◆ **Problem description**: Find the lines of data that contain the string "based", then list them.

-- start of Provided records --

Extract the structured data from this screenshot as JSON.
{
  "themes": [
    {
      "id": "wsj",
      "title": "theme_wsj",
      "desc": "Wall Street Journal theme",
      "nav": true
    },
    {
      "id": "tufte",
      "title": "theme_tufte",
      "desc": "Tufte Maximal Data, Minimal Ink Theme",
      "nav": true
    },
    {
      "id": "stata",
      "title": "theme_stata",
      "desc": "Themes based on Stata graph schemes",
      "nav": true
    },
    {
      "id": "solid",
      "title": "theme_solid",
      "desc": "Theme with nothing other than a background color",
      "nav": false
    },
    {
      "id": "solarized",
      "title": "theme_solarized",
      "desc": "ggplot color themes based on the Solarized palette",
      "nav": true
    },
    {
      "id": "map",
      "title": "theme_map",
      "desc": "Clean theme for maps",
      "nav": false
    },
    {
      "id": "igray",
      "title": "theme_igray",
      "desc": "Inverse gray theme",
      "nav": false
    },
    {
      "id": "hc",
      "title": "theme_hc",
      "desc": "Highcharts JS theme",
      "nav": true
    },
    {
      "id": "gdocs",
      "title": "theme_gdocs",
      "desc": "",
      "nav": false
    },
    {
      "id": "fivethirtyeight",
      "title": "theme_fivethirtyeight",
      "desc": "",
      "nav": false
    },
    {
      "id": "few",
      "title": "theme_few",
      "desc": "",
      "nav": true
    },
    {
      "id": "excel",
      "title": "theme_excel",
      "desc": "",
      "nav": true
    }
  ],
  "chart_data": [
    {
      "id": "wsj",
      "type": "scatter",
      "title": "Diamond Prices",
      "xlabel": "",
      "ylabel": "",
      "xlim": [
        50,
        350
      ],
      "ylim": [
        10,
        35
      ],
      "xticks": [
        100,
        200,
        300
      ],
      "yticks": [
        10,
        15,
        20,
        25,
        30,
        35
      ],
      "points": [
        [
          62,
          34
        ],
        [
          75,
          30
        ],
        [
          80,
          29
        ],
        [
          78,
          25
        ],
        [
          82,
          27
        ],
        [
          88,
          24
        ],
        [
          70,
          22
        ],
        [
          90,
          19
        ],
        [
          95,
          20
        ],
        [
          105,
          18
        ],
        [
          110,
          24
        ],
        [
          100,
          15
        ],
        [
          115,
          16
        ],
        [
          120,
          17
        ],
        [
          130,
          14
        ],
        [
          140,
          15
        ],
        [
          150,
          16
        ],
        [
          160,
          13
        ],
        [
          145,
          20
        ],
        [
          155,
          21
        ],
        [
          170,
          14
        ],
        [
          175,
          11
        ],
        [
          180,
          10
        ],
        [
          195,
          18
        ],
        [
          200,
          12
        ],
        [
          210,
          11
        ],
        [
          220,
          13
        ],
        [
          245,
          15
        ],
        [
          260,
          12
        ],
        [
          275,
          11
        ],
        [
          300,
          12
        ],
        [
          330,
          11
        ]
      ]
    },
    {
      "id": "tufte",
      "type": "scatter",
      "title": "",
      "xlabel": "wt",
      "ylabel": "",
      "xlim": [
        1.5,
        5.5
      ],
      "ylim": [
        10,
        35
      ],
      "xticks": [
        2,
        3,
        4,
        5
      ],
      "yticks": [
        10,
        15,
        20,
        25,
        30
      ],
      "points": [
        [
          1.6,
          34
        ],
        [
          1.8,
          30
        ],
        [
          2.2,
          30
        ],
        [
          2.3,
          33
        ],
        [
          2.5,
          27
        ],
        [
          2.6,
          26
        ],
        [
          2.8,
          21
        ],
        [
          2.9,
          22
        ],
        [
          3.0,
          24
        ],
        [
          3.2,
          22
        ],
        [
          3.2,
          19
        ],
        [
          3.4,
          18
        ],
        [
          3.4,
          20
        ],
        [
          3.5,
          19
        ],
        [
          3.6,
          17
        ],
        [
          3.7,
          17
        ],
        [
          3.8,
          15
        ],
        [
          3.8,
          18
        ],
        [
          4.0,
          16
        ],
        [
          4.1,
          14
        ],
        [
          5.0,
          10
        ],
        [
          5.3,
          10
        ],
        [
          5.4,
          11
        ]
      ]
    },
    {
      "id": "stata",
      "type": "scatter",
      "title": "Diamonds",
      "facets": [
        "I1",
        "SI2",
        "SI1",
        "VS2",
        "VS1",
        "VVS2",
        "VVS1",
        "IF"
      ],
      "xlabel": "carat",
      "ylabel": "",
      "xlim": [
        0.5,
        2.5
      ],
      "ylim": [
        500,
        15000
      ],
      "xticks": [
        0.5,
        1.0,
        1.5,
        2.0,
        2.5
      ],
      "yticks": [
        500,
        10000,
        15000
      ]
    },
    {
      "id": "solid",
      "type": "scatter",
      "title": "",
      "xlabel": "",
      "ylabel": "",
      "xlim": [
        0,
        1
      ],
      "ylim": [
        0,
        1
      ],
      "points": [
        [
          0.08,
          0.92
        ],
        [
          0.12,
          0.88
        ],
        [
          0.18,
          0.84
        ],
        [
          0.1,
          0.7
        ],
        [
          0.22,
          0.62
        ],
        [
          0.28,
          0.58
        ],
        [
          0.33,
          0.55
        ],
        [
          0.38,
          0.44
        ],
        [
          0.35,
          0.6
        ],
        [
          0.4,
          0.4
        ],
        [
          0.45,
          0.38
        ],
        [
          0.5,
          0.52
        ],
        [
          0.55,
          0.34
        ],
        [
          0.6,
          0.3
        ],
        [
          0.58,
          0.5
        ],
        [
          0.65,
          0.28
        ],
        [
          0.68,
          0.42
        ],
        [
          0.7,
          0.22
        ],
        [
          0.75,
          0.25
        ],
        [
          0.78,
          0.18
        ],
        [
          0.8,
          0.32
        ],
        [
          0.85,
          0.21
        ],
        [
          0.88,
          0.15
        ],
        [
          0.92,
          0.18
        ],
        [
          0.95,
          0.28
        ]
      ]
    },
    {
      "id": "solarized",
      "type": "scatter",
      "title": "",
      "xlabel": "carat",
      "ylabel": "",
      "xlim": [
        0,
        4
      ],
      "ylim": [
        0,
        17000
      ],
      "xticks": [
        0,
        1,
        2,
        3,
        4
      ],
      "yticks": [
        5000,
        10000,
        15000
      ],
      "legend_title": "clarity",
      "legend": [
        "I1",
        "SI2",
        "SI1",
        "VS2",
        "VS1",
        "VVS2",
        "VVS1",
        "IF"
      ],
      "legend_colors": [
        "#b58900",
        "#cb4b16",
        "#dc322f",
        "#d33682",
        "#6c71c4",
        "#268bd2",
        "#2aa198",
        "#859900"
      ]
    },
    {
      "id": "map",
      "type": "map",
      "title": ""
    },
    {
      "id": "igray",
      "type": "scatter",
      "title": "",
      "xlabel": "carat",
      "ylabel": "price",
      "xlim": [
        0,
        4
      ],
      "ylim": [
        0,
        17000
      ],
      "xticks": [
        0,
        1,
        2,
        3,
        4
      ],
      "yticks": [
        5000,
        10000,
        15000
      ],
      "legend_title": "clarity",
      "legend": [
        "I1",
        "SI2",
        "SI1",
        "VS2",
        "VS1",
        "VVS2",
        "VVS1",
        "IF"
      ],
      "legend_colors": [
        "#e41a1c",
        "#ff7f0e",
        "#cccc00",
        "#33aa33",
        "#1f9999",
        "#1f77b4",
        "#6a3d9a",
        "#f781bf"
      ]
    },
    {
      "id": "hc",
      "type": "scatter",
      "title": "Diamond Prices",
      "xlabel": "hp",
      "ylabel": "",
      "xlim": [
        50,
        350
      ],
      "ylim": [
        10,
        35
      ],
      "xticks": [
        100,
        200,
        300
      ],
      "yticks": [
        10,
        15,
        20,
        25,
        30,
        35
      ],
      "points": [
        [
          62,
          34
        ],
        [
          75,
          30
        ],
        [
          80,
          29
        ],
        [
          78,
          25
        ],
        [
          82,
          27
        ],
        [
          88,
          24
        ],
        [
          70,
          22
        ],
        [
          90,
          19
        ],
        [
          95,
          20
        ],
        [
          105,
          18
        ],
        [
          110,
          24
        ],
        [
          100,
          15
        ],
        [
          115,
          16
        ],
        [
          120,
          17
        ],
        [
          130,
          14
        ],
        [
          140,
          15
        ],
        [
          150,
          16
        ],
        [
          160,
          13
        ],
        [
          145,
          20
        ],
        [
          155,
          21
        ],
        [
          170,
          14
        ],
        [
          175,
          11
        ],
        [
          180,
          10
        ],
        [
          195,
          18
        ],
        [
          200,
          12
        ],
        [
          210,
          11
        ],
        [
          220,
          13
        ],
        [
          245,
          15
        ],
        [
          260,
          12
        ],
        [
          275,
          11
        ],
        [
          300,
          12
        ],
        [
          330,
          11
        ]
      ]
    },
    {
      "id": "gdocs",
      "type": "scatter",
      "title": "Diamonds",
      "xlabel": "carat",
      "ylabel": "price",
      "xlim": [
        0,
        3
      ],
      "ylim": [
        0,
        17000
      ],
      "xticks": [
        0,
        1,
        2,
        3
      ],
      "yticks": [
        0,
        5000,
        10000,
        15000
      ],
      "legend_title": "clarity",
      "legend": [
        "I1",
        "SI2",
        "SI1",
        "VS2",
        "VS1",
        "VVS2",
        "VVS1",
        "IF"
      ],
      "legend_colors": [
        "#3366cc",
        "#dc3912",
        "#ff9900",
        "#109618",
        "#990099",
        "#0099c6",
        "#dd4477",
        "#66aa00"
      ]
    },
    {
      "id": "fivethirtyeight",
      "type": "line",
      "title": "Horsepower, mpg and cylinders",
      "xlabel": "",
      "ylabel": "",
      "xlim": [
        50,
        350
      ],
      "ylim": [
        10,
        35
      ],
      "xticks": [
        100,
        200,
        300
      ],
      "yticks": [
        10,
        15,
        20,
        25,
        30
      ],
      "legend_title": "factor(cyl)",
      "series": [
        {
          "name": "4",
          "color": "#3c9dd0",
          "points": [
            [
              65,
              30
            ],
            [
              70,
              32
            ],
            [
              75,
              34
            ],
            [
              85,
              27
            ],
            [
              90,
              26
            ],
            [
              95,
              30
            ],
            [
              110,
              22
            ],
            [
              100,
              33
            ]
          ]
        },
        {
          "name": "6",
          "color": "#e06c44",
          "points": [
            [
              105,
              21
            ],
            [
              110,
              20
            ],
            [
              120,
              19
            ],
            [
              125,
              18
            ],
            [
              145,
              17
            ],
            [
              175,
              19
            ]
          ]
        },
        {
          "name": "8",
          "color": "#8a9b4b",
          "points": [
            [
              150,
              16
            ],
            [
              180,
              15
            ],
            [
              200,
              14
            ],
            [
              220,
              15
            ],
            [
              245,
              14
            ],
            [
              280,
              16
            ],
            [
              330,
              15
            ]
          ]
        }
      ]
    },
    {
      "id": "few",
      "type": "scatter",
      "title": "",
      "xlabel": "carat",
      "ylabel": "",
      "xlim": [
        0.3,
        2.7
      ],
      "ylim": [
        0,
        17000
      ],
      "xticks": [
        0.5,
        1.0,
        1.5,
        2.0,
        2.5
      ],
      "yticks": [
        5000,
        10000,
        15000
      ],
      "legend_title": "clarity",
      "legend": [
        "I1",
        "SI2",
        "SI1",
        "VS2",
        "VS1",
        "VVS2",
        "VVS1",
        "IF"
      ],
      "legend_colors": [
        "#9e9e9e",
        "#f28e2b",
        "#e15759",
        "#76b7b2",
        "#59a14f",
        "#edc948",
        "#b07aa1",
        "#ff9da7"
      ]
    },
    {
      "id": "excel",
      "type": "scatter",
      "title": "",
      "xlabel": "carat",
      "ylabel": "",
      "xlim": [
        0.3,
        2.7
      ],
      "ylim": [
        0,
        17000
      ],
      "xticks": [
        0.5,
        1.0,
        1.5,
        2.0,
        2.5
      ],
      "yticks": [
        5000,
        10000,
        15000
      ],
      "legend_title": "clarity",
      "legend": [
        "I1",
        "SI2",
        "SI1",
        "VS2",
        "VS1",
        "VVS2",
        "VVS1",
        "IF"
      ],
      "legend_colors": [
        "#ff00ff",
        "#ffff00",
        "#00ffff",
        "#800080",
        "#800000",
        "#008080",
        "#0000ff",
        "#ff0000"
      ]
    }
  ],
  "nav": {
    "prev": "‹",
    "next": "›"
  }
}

-- end of Provided records --

◆ **Expected answer**:
      "desc": "Themes based on Stata graph schemes",
      "desc": "ggplot color themes based on the Solarized palette",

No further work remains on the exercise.